◆ EXCERPTED DATA ◆
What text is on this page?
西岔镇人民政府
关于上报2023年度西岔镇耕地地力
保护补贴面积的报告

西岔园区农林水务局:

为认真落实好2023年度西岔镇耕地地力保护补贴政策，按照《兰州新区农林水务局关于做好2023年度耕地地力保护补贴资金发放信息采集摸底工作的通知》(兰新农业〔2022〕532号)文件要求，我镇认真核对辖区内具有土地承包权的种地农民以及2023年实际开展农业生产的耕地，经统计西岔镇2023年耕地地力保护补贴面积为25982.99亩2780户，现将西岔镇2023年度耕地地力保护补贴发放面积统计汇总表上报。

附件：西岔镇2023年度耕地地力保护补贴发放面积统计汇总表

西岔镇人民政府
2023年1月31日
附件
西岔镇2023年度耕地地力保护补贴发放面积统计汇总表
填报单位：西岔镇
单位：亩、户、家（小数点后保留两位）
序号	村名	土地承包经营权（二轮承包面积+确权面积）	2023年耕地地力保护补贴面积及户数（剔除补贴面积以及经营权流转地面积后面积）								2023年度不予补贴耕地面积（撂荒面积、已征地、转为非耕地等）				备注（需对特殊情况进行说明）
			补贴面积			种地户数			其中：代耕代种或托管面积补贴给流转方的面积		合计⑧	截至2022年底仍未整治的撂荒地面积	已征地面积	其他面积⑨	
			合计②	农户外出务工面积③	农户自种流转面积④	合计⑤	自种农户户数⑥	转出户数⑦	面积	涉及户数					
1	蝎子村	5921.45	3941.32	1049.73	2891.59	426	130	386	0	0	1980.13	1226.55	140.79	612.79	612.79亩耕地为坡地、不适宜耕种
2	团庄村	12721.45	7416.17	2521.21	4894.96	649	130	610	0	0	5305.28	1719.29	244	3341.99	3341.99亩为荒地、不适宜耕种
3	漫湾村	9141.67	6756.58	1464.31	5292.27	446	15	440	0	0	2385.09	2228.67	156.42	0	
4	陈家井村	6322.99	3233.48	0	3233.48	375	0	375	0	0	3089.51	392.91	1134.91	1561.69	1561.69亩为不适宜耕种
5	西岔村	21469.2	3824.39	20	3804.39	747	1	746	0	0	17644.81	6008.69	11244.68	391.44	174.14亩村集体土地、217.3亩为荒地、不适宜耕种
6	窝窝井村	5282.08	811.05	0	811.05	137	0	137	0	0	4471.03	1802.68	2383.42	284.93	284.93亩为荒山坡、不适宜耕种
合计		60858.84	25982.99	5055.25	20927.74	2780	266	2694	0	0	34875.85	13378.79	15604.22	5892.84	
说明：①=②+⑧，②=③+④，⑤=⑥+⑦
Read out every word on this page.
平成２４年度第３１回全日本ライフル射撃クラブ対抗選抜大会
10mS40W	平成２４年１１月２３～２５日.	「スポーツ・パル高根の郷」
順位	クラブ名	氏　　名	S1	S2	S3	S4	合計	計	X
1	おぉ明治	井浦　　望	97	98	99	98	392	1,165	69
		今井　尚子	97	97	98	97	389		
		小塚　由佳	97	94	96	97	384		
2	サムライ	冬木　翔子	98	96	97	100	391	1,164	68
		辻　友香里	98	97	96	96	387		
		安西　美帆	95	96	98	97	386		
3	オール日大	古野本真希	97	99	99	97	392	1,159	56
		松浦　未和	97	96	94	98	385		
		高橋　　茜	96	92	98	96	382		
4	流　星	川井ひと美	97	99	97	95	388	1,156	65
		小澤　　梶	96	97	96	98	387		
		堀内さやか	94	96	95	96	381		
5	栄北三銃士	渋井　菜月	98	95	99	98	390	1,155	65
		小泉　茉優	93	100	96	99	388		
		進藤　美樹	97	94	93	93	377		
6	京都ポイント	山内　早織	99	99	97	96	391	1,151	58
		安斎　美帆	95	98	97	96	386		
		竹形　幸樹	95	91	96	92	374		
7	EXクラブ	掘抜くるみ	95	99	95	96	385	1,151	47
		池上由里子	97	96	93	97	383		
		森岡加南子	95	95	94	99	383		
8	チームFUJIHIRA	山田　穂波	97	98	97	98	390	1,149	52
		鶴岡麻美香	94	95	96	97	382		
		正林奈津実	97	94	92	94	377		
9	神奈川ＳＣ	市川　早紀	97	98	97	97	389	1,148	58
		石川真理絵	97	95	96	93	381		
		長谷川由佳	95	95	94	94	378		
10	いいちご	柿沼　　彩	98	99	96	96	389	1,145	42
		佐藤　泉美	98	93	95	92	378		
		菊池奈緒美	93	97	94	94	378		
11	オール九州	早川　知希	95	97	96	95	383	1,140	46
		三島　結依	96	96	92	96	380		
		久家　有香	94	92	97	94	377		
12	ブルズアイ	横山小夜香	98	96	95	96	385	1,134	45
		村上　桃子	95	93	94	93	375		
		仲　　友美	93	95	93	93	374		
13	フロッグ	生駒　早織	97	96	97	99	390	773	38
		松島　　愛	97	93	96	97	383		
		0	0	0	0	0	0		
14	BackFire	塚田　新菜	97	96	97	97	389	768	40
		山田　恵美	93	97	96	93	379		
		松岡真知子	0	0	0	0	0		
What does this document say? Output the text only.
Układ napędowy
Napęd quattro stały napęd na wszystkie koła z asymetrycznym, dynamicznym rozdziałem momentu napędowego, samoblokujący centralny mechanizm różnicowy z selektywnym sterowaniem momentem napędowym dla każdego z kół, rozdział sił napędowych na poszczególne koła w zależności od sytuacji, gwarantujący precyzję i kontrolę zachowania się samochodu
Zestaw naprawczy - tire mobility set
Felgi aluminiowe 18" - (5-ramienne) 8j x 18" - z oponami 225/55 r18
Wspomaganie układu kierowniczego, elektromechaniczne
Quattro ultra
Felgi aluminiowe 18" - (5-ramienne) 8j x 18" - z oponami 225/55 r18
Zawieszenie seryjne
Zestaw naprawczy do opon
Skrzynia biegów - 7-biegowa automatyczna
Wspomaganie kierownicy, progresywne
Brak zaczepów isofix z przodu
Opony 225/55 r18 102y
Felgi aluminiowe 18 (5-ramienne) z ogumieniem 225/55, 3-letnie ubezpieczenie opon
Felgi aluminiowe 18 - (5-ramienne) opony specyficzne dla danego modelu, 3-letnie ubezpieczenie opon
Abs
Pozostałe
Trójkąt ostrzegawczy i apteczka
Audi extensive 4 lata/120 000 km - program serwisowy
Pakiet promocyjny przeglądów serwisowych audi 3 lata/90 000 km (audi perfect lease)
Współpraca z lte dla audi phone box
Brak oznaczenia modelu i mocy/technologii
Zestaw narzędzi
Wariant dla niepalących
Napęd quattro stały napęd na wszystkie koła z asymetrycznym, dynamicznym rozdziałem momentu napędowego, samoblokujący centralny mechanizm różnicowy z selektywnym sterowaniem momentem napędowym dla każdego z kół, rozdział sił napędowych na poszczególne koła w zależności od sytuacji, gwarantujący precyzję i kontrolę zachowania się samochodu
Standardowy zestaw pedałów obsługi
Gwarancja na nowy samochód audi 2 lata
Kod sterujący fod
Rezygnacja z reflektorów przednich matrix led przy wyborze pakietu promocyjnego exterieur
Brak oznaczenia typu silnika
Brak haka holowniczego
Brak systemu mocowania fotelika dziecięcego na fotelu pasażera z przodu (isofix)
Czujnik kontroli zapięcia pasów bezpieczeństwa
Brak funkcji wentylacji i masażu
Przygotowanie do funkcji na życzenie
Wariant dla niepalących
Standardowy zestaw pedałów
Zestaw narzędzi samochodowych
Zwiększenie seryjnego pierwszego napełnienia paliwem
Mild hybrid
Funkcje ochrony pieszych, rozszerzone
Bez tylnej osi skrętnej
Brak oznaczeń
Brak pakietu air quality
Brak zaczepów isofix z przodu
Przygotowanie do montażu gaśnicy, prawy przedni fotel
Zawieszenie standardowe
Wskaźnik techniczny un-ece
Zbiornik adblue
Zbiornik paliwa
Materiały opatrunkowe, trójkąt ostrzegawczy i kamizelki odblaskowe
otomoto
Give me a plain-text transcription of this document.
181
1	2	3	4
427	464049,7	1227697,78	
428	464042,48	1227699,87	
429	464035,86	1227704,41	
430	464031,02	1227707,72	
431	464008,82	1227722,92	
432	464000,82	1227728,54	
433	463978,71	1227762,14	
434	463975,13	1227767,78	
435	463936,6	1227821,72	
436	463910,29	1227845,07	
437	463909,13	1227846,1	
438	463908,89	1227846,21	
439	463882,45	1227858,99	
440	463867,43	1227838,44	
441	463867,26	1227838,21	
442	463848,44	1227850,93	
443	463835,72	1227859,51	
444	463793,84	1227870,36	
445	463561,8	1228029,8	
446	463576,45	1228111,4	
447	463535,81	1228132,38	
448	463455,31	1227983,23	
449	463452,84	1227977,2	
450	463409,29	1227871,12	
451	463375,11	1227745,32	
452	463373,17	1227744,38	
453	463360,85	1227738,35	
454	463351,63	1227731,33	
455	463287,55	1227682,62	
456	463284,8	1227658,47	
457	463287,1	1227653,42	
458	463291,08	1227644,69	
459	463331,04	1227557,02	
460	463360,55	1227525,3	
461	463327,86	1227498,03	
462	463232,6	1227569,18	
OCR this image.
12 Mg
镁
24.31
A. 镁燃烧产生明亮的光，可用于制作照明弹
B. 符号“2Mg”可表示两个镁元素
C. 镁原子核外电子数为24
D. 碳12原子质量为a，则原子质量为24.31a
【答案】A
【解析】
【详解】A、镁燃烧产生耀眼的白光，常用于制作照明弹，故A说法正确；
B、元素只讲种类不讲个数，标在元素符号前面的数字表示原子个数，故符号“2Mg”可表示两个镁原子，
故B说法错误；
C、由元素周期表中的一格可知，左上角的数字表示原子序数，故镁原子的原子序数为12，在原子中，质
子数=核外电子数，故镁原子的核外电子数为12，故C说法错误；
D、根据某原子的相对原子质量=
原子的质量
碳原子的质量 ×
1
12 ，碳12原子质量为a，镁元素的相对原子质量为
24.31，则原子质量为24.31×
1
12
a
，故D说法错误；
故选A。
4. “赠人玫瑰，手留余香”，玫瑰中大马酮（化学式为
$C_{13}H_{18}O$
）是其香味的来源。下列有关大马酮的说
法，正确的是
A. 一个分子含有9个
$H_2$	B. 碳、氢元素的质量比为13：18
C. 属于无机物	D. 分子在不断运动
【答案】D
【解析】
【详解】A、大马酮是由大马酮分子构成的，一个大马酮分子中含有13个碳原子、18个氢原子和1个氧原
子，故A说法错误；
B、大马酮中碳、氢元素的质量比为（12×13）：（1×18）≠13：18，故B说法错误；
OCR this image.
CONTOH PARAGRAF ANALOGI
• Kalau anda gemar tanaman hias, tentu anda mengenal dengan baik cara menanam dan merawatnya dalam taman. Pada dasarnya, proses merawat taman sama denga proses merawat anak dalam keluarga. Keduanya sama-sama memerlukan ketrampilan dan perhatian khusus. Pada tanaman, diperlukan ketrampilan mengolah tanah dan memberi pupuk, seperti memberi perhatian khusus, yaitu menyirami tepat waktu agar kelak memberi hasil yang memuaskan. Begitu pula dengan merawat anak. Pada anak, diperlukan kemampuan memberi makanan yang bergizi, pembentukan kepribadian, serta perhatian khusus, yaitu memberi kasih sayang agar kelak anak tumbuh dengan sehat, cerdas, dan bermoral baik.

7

◆ REQUIRED WORK ◆
Go through the data above and find the lines with the word "Standardowy". Copy each of those lines.

◆ FULL ANSWER ◆
Standardowy zestaw pedałów obsługi
Standardowy zestaw pedałów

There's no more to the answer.